**Aim:**
Exactly as they appear, output all of the records. Skip any images.

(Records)
— Start —

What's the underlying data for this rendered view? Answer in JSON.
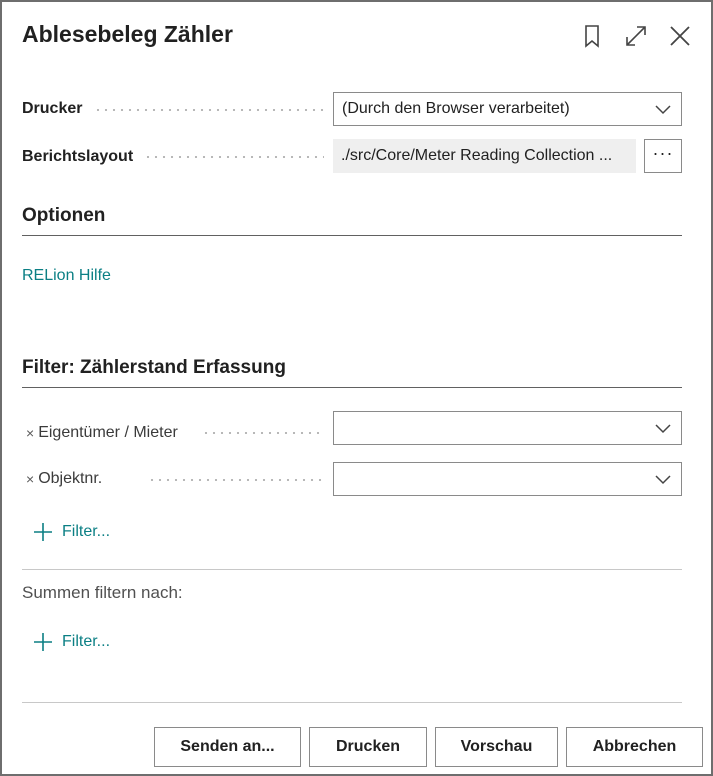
{
  "dialog": {
    "title": "Ablesebeleg Zähler"
  },
  "printer": {
    "label": "Drucker",
    "value": "(Durch den Browser verarbeitet)"
  },
  "layout": {
    "label": "Berichtslayout",
    "value": "./src/Core/Meter Reading Collection ...",
    "button": "···"
  },
  "options": {
    "title": "Optionen",
    "help_link": "RELion Hilfe"
  },
  "filter": {
    "title": "Filter: Zählerstand Erfassung",
    "fields": [
      {
        "label": "Eigentümer / Mieter",
        "value": ""
      },
      {
        "label": "Objektnr.",
        "value": ""
      }
    ],
    "add_label": "Filter...",
    "remove_glyph": "×"
  },
  "totals": {
    "title": "Summen filtern nach:",
    "add_label": "Filter..."
  },
  "buttons": {
    "send": "Senden an...",
    "print": "Drucken",
    "preview": "Vorschau",
    "cancel": "Abbrechen"
  },
  "colors": {
    "link": "#0b7f84",
    "border": "#6e6e6e"
  }
}
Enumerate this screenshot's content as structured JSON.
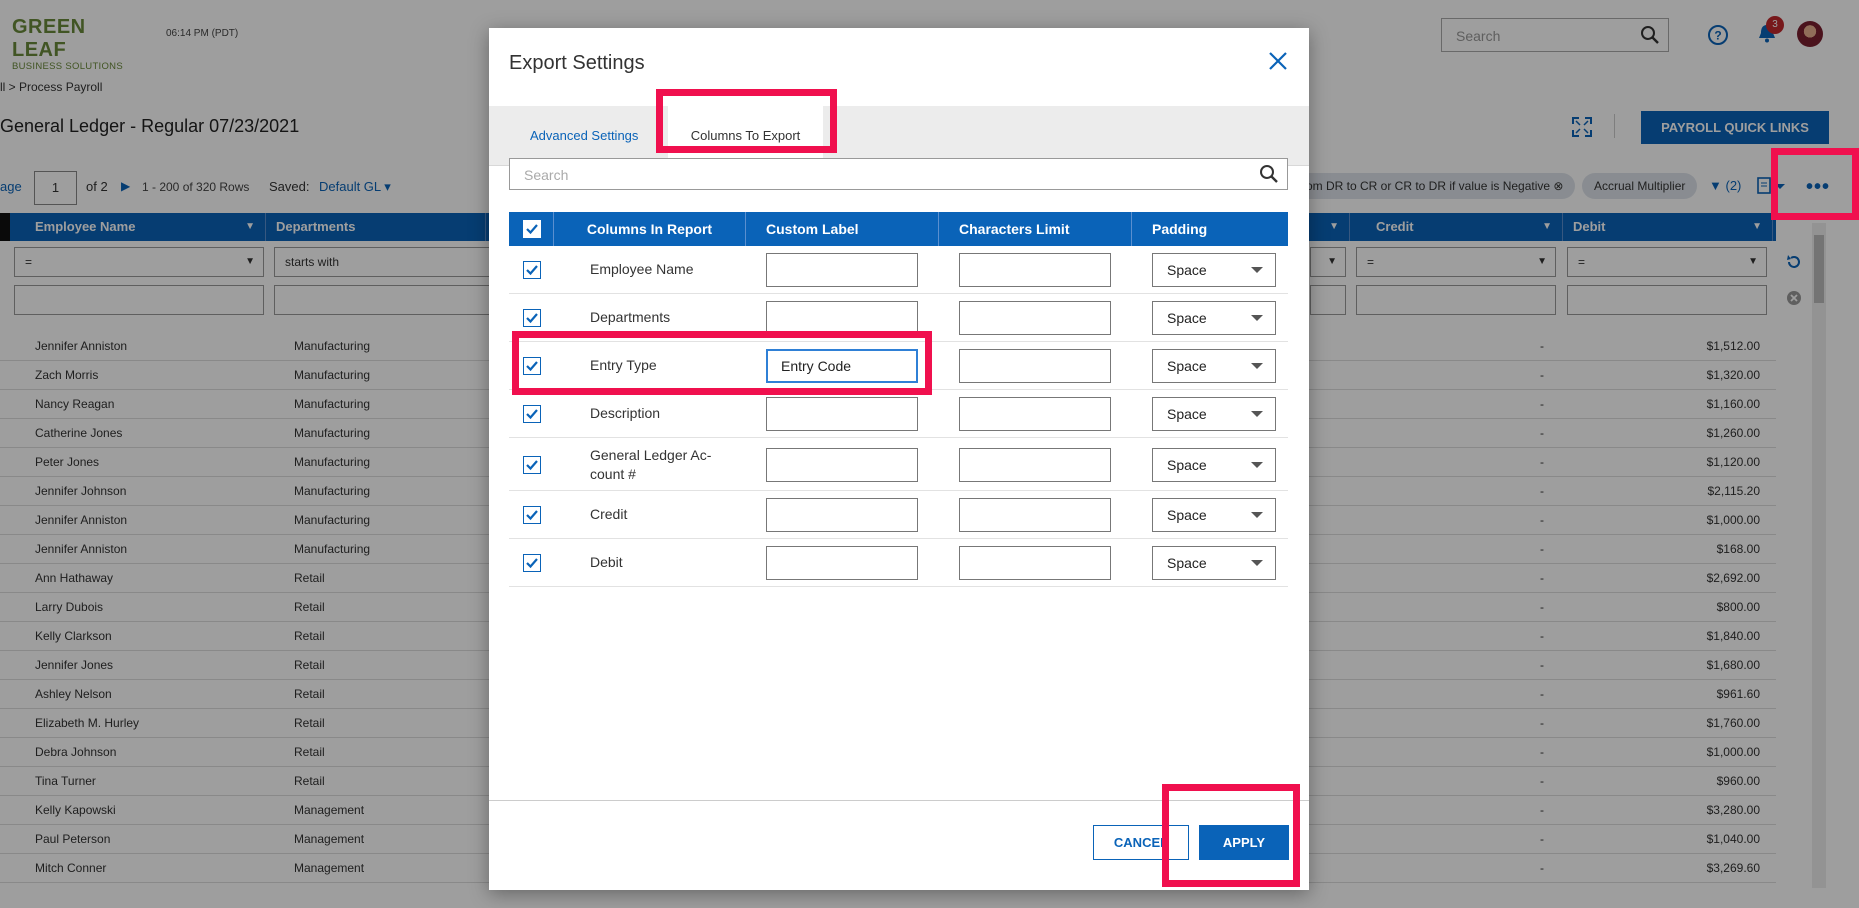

— End —

**Solution to this exercise:**
What's the underlying data for this rendered view? Answer in JSON.
{
  "dialog": {
    "title": "Ablesebeleg Zähler"
  },
  "printer": {
    "label": "Drucker",
    "value": "(Durch den Browser verarbeitet)"
  },
  "layout": {
    "label": "Berichtslayout",
    "value": "./src/Core/Meter Reading Collection ...",
    "button": "···"
  },
  "options": {
    "title": "Optionen",
    "help_link": "RELion Hilfe"
  },
  "filter": {
    "title": "Filter: Zählerstand Erfassung",
    "fields": [
      {
        "label": "Eigentümer / Mieter",
        "value": ""
      },
      {
        "label": "Objektnr.",
        "value": ""
      }
    ],
    "add_label": "Filter...",
    "remove_glyph": "×"
  },
  "totals": {
    "title": "Summen filtern nach:",
    "add_label": "Filter..."
  },
  "buttons": {
    "send": "Senden an...",
    "print": "Drucken",
    "preview": "Vorschau",
    "cancel": "Abbrechen"
  },
  "colors": {
    "link": "#0b7f84",
    "border": "#6e6e6e"
  }
}
Enumerate this screenshot's content as structured JSON.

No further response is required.